(PROBLEM DETAILS): Quote the listing in full, exactly as given, minus any pictures.

--- Start EXERCISE MATERIAL ---

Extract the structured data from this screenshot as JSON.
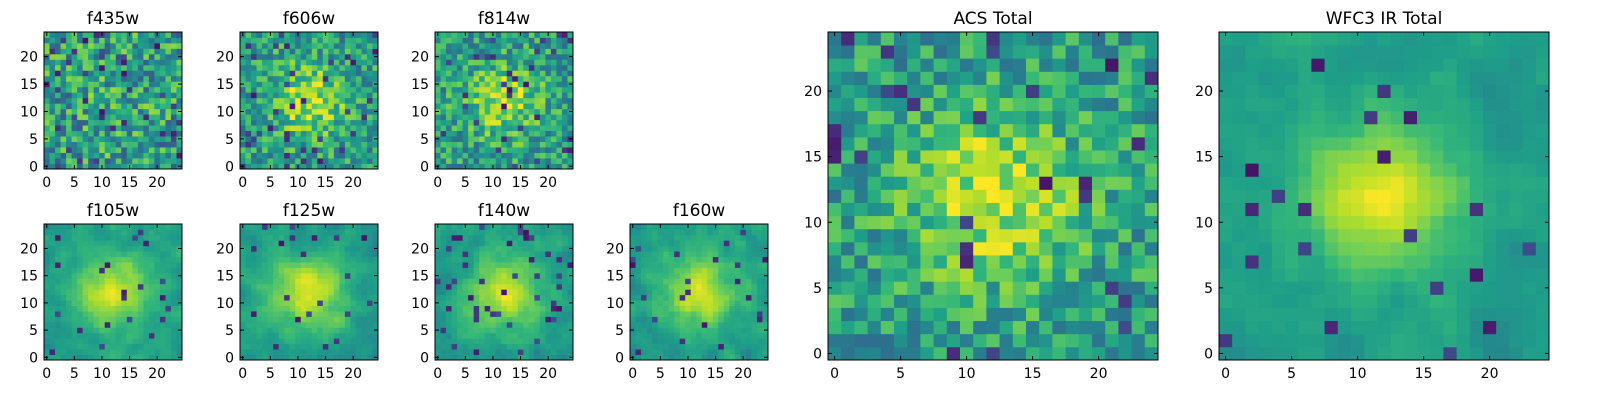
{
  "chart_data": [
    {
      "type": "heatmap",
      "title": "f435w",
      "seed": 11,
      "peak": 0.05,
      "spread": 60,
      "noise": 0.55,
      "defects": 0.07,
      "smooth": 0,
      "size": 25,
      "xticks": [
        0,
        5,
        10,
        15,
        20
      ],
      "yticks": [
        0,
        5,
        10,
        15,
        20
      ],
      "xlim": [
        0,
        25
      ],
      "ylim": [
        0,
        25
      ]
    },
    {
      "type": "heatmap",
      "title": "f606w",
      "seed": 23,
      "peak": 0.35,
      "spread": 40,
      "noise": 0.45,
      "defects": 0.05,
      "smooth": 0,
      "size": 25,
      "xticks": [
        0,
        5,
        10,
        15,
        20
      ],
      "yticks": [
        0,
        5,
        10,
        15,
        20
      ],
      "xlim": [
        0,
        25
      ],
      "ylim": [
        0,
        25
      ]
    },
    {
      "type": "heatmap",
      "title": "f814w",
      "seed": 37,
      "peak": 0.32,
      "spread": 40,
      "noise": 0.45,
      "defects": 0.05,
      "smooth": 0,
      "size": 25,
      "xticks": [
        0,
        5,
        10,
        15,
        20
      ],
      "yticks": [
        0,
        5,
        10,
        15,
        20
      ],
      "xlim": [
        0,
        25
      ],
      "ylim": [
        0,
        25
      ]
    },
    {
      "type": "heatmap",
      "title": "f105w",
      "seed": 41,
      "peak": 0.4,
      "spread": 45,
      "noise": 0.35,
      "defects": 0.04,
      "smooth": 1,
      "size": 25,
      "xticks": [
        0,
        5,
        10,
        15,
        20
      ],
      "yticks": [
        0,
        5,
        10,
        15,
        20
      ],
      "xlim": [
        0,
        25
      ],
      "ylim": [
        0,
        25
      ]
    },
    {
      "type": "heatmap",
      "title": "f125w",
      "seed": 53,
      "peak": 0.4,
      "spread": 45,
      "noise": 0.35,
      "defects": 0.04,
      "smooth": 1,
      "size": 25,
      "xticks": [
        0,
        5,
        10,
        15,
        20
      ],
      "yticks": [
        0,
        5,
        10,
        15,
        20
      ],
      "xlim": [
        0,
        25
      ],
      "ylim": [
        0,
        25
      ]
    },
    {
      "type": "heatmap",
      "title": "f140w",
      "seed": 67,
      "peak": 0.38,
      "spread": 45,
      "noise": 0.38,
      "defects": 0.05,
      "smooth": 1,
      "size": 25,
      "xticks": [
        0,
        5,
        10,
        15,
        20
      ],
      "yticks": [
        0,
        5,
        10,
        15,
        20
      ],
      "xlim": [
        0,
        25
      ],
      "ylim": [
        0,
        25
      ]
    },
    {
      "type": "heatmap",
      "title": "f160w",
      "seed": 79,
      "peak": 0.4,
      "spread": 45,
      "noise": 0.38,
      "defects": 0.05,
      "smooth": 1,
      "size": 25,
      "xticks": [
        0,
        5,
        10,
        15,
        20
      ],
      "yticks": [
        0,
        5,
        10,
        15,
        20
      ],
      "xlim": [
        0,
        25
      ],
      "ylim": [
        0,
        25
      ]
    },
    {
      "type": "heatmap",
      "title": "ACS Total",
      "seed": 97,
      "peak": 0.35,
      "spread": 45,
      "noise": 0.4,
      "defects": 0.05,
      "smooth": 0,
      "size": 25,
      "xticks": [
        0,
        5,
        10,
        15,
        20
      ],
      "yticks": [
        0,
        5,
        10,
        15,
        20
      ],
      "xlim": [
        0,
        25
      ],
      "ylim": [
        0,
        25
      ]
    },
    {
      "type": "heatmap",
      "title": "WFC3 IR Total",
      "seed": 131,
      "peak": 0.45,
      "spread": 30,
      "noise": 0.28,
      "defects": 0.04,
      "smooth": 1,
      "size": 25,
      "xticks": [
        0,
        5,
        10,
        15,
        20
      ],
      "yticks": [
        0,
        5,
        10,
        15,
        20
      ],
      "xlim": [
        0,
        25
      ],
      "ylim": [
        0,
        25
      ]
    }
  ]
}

--- End EXERCISE MATERIAL ---

(REPLY):
Extract the structured data from this screenshot as JSON.
{
  "chart_data": [
    {
      "type": "heatmap",
      "title": "f435w",
      "seed": 11,
      "peak": 0.05,
      "spread": 60,
      "noise": 0.55,
      "defects": 0.07,
      "smooth": 0,
      "size": 25,
      "xticks": [
        0,
        5,
        10,
        15,
        20
      ],
      "yticks": [
        0,
        5,
        10,
        15,
        20
      ],
      "xlim": [
        0,
        25
      ],
      "ylim": [
        0,
        25
      ]
    },
    {
      "type": "heatmap",
      "title": "f606w",
      "seed": 23,
      "peak": 0.35,
      "spread": 40,
      "noise": 0.45,
      "defects": 0.05,
      "smooth": 0,
      "size": 25,
      "xticks": [
        0,
        5,
        10,
        15,
        20
      ],
      "yticks": [
        0,
        5,
        10,
        15,
        20
      ],
      "xlim": [
        0,
        25
      ],
      "ylim": [
        0,
        25
      ]
    },
    {
      "type": "heatmap",
      "title": "f814w",
      "seed": 37,
      "peak": 0.32,
      "spread": 40,
      "noise": 0.45,
      "defects": 0.05,
      "smooth": 0,
      "size": 25,
      "xticks": [
        0,
        5,
        10,
        15,
        20
      ],
      "yticks": [
        0,
        5,
        10,
        15,
        20
      ],
      "xlim": [
        0,
        25
      ],
      "ylim": [
        0,
        25
      ]
    },
    {
      "type": "heatmap",
      "title": "f105w",
      "seed": 41,
      "peak": 0.4,
      "spread": 45,
      "noise": 0.35,
      "defects": 0.04,
      "smooth": 1,
      "size": 25,
      "xticks": [
        0,
        5,
        10,
        15,
        20
      ],
      "yticks": [
        0,
        5,
        10,
        15,
        20
      ],
      "xlim": [
        0,
        25
      ],
      "ylim": [
        0,
        25
      ]
    },
    {
      "type": "heatmap",
      "title": "f125w",
      "seed": 53,
      "peak": 0.4,
      "spread": 45,
      "noise": 0.35,
      "defects": 0.04,
      "smooth": 1,
      "size": 25,
      "xticks": [
        0,
        5,
        10,
        15,
        20
      ],
      "yticks": [
        0,
        5,
        10,
        15,
        20
      ],
      "xlim": [
        0,
        25
      ],
      "ylim": [
        0,
        25
      ]
    },
    {
      "type": "heatmap",
      "title": "f140w",
      "seed": 67,
      "peak": 0.38,
      "spread": 45,
      "noise": 0.38,
      "defects": 0.05,
      "smooth": 1,
      "size": 25,
      "xticks": [
        0,
        5,
        10,
        15,
        20
      ],
      "yticks": [
        0,
        5,
        10,
        15,
        20
      ],
      "xlim": [
        0,
        25
      ],
      "ylim": [
        0,
        25
      ]
    },
    {
      "type": "heatmap",
      "title": "f160w",
      "seed": 79,
      "peak": 0.4,
      "spread": 45,
      "noise": 0.38,
      "defects": 0.05,
      "smooth": 1,
      "size": 25,
      "xticks": [
        0,
        5,
        10,
        15,
        20
      ],
      "yticks": [
        0,
        5,
        10,
        15,
        20
      ],
      "xlim": [
        0,
        25
      ],
      "ylim": [
        0,
        25
      ]
    },
    {
      "type": "heatmap",
      "title": "ACS Total",
      "seed": 97,
      "peak": 0.35,
      "spread": 45,
      "noise": 0.4,
      "defects": 0.05,
      "smooth": 0,
      "size": 25,
      "xticks": [
        0,
        5,
        10,
        15,
        20
      ],
      "yticks": [
        0,
        5,
        10,
        15,
        20
      ],
      "xlim": [
        0,
        25
      ],
      "ylim": [
        0,
        25
      ]
    },
    {
      "type": "heatmap",
      "title": "WFC3 IR Total",
      "seed": 131,
      "peak": 0.45,
      "spread": 30,
      "noise": 0.28,
      "defects": 0.04,
      "smooth": 1,
      "size": 25,
      "xticks": [
        0,
        5,
        10,
        15,
        20
      ],
      "yticks": [
        0,
        5,
        10,
        15,
        20
      ],
      "xlim": [
        0,
        25
      ],
      "ylim": [
        0,
        25
      ]
    }
  ]
}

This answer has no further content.